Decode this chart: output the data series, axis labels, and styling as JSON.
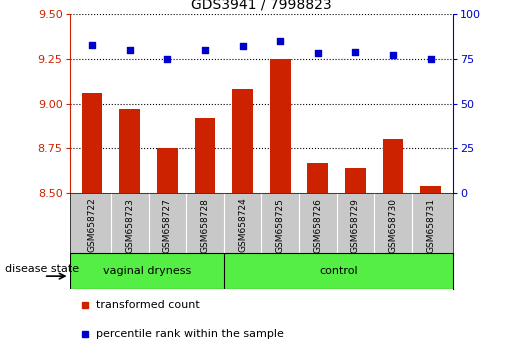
{
  "title": "GDS3941 / 7998823",
  "samples": [
    "GSM658722",
    "GSM658723",
    "GSM658727",
    "GSM658728",
    "GSM658724",
    "GSM658725",
    "GSM658726",
    "GSM658729",
    "GSM658730",
    "GSM658731"
  ],
  "bar_values": [
    9.06,
    8.97,
    8.75,
    8.92,
    9.08,
    9.25,
    8.67,
    8.64,
    8.8,
    8.54
  ],
  "dot_values": [
    83,
    80,
    75,
    80,
    82,
    85,
    78,
    79,
    77,
    75
  ],
  "ylim_left": [
    8.5,
    9.5
  ],
  "ylim_right": [
    0,
    100
  ],
  "yticks_left": [
    8.5,
    8.75,
    9.0,
    9.25,
    9.5
  ],
  "yticks_right": [
    0,
    25,
    50,
    75,
    100
  ],
  "groups": [
    {
      "label": "vaginal dryness",
      "start": 0,
      "end": 4
    },
    {
      "label": "control",
      "start": 4,
      "end": 10
    }
  ],
  "bar_color": "#cc2200",
  "dot_color": "#0000cc",
  "bar_bottom": 8.5,
  "right_axis_color": "#0000cc",
  "left_axis_color": "#cc2200",
  "grid_color": "#000000",
  "bg_color": "#ffffff",
  "label_area_color": "#c8c8c8",
  "group_color": "#55ee44",
  "legend_bar_label": "transformed count",
  "legend_dot_label": "percentile rank within the sample",
  "disease_state_label": "disease state"
}
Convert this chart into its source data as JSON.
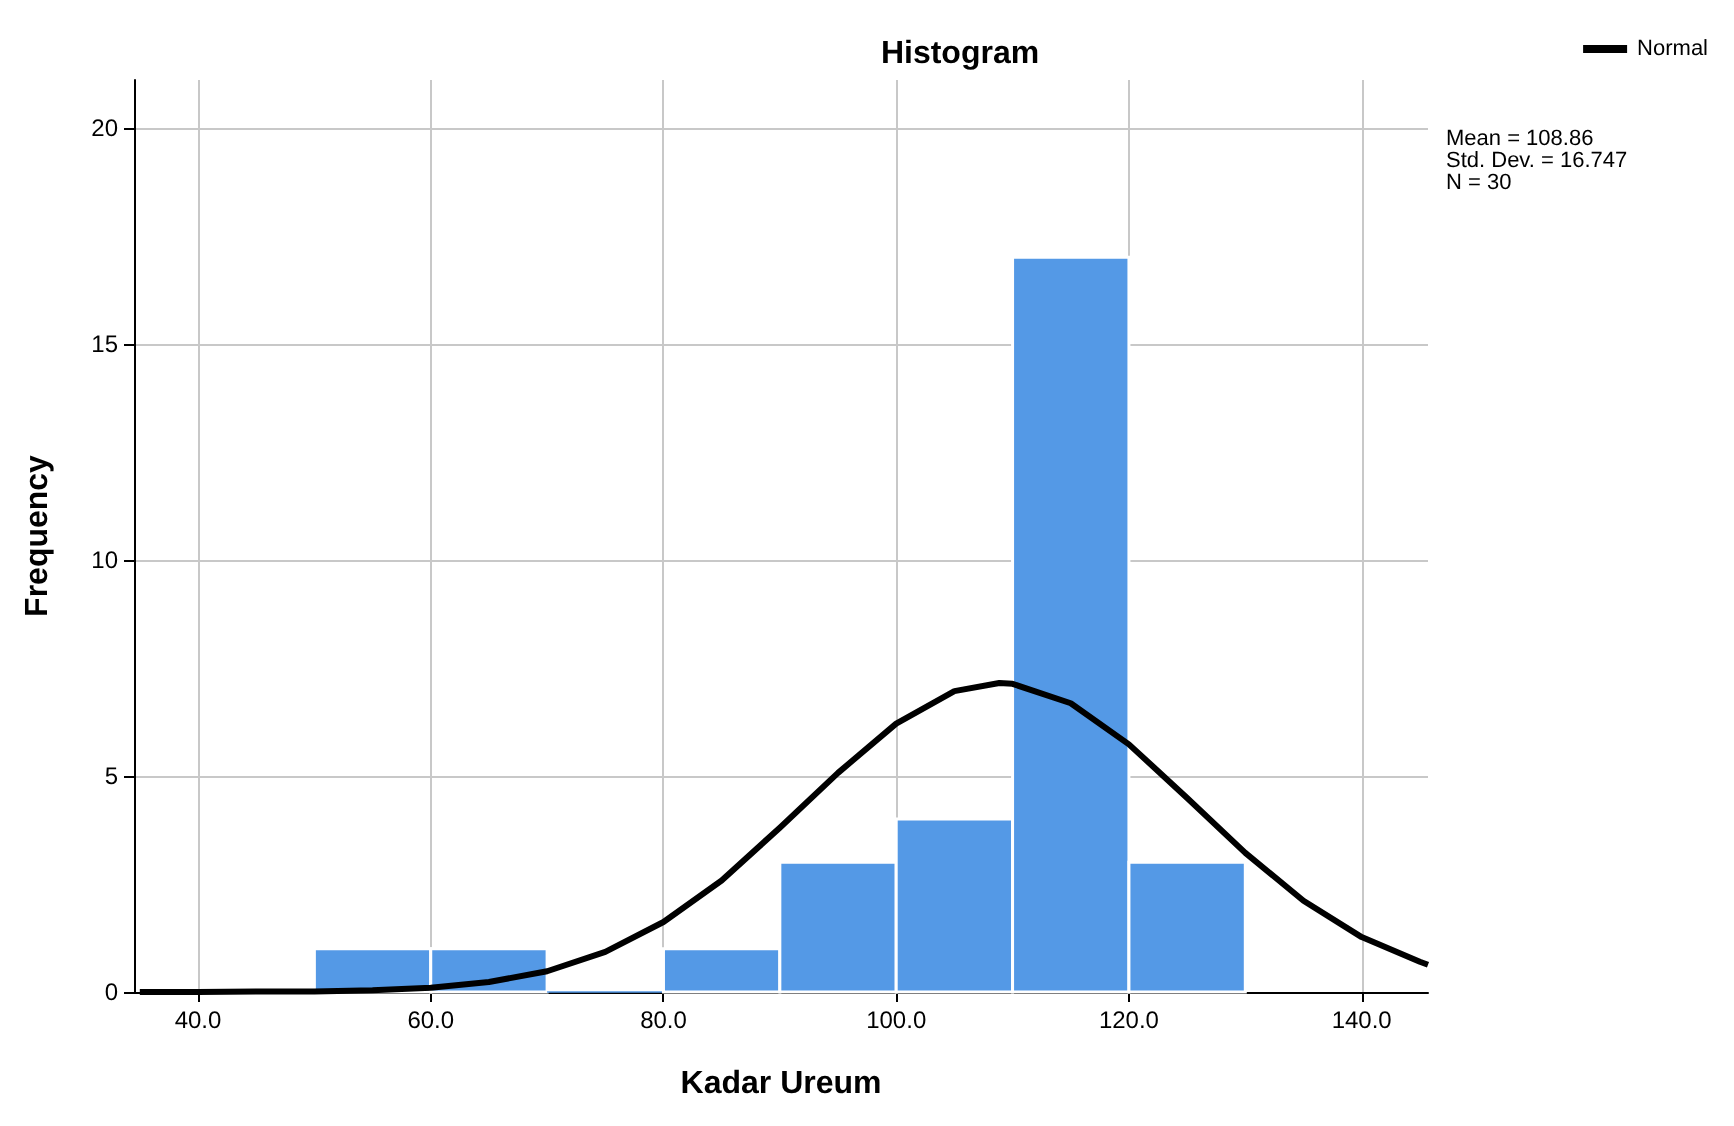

————

DIRECTIONS FOR THIS TASK: Find each line with the string "chart" and copy it out.

FULL RESPONSE:
Decode this chart: output the data series, axis labels, and styling as JSON.
Convert this chart into its source data as JSON.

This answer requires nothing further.